* Begin DATA ENTRIES *

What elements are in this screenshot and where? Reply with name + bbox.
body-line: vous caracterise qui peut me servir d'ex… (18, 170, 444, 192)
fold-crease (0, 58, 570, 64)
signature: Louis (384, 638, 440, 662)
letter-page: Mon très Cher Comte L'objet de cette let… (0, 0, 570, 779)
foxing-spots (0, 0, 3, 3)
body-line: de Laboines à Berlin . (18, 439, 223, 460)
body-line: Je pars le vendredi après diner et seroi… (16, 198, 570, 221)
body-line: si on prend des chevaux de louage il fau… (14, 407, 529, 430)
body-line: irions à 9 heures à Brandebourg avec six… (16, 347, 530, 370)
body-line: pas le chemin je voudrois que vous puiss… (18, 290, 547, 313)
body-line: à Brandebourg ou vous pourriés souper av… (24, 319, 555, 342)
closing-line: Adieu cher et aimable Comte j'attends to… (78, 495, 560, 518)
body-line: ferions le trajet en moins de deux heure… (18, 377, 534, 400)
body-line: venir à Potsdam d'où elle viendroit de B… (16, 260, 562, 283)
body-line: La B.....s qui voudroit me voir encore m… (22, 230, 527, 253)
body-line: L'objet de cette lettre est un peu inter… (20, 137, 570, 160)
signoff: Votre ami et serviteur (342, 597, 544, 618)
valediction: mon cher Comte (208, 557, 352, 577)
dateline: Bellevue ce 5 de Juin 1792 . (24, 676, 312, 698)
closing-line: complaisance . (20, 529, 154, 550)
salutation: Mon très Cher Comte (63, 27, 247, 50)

* End DATA ENTRIES *

Copy out every line above without changing a single character.

What elements are in this screenshot and where? Reply with name + bbox.
body-line: vous caracterise qui peut me servir d'ex… (18, 170, 444, 192)
fold-crease (0, 58, 570, 64)
signature: Louis (384, 638, 440, 662)
letter-page: Mon très Cher Comte L'objet de cette let… (0, 0, 570, 779)
foxing-spots (0, 0, 3, 3)
body-line: de Laboines à Berlin . (18, 439, 223, 460)
body-line: Je pars le vendredi après diner et seroi… (16, 198, 570, 221)
body-line: si on prend des chevaux de louage il fau… (14, 407, 529, 430)
body-line: irions à 9 heures à Brandebourg avec six… (16, 347, 530, 370)
body-line: pas le chemin je voudrois que vous puiss… (18, 290, 547, 313)
body-line: à Brandebourg ou vous pourriés souper av… (24, 319, 555, 342)
closing-line: Adieu cher et aimable Comte j'attends to… (78, 495, 560, 518)
body-line: ferions le trajet en moins de deux heure… (18, 377, 534, 400)
body-line: venir à Potsdam d'où elle viendroit de B… (16, 260, 562, 283)
body-line: La B.....s qui voudroit me voir encore m… (22, 230, 527, 253)
body-line: L'objet de cette lettre est un peu inter… (20, 137, 570, 160)
signoff: Votre ami et serviteur (342, 597, 544, 618)
valediction: mon cher Comte (208, 557, 352, 577)
dateline: Bellevue ce 5 de Juin 1792 . (24, 676, 312, 698)
closing-line: complaisance . (20, 529, 154, 550)
salutation: Mon très Cher Comte (63, 27, 247, 50)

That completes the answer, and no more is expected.